■ **YOUR INSTRUCTIONS**
Give back the whole listing exactly as shown.

■ **PROVIDED RECORDS**
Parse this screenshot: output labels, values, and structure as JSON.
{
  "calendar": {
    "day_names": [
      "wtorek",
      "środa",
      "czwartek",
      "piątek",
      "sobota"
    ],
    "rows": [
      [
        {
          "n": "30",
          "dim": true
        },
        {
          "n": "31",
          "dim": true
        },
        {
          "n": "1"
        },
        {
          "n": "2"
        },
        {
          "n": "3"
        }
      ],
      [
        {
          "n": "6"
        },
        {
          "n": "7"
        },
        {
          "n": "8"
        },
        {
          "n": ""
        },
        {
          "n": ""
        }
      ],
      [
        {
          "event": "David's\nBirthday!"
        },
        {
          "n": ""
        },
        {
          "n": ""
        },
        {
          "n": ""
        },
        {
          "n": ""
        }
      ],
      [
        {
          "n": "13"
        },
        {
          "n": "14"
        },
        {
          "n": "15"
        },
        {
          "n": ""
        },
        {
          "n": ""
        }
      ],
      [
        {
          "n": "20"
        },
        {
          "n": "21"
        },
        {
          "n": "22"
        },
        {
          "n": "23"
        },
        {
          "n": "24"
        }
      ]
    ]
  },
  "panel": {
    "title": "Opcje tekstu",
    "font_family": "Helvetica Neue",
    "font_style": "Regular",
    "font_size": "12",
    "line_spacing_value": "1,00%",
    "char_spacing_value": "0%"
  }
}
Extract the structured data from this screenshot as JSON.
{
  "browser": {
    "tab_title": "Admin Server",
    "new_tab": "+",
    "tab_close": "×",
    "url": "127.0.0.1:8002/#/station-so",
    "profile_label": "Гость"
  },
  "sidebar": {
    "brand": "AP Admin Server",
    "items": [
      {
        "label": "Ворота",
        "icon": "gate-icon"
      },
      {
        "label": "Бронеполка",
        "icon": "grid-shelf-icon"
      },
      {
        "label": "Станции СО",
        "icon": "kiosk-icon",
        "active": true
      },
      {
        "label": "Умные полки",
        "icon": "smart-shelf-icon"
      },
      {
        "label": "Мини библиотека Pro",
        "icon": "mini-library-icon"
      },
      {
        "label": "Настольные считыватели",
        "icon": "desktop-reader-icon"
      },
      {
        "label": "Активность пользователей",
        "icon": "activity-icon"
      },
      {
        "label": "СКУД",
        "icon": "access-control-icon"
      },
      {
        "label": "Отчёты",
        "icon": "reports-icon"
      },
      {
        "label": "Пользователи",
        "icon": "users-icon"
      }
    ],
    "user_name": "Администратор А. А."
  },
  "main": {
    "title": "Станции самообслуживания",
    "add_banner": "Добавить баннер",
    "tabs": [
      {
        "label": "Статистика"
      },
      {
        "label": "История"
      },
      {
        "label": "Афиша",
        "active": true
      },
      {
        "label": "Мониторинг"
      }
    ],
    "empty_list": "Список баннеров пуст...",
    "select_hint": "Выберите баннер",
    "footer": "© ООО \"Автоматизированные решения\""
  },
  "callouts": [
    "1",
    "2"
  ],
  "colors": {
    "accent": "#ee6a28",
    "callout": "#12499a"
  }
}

■ **ANSWER TO THIS EXERCISE**
Parse this screenshot: output labels, values, and structure as JSON.
{
  "calendar": {
    "day_names": [
      "wtorek",
      "środa",
      "czwartek",
      "piątek",
      "sobota"
    ],
    "rows": [
      [
        {
          "n": "30",
          "dim": true
        },
        {
          "n": "31",
          "dim": true
        },
        {
          "n": "1"
        },
        {
          "n": "2"
        },
        {
          "n": "3"
        }
      ],
      [
        {
          "n": "6"
        },
        {
          "n": "7"
        },
        {
          "n": "8"
        },
        {
          "n": ""
        },
        {
          "n": ""
        }
      ],
      [
        {
          "event": "David's\nBirthday!"
        },
        {
          "n": ""
        },
        {
          "n": ""
        },
        {
          "n": ""
        },
        {
          "n": ""
        }
      ],
      [
        {
          "n": "13"
        },
        {
          "n": "14"
        },
        {
          "n": "15"
        },
        {
          "n": ""
        },
        {
          "n": ""
        }
      ],
      [
        {
          "n": "20"
        },
        {
          "n": "21"
        },
        {
          "n": "22"
        },
        {
          "n": "23"
        },
        {
          "n": "24"
        }
      ]
    ]
  },
  "panel": {
    "title": "Opcje tekstu",
    "font_family": "Helvetica Neue",
    "font_style": "Regular",
    "font_size": "12",
    "line_spacing_value": "1,00%",
    "char_spacing_value": "0%"
  }
}
Extract the structured data from this screenshot as JSON.
{
  "browser": {
    "tab_title": "Admin Server",
    "new_tab": "+",
    "tab_close": "×",
    "url": "127.0.0.1:8002/#/station-so",
    "profile_label": "Гость"
  },
  "sidebar": {
    "brand": "AP Admin Server",
    "items": [
      {
        "label": "Ворота",
        "icon": "gate-icon"
      },
      {
        "label": "Бронеполка",
        "icon": "grid-shelf-icon"
      },
      {
        "label": "Станции СО",
        "icon": "kiosk-icon",
        "active": true
      },
      {
        "label": "Умные полки",
        "icon": "smart-shelf-icon"
      },
      {
        "label": "Мини библиотека Pro",
        "icon": "mini-library-icon"
      },
      {
        "label": "Настольные считыватели",
        "icon": "desktop-reader-icon"
      },
      {
        "label": "Активность пользователей",
        "icon": "activity-icon"
      },
      {
        "label": "СКУД",
        "icon": "access-control-icon"
      },
      {
        "label": "Отчёты",
        "icon": "reports-icon"
      },
      {
        "label": "Пользователи",
        "icon": "users-icon"
      }
    ],
    "user_name": "Администратор А. А."
  },
  "main": {
    "title": "Станции самообслуживания",
    "add_banner": "Добавить баннер",
    "tabs": [
      {
        "label": "Статистика"
      },
      {
        "label": "История"
      },
      {
        "label": "Афиша",
        "active": true
      },
      {
        "label": "Мониторинг"
      }
    ],
    "empty_list": "Список баннеров пуст...",
    "select_hint": "Выберите баннер",
    "footer": "© ООО \"Автоматизированные решения\""
  },
  "callouts": [
    "1",
    "2"
  ],
  "colors": {
    "accent": "#ee6a28",
    "callout": "#12499a"
  }
}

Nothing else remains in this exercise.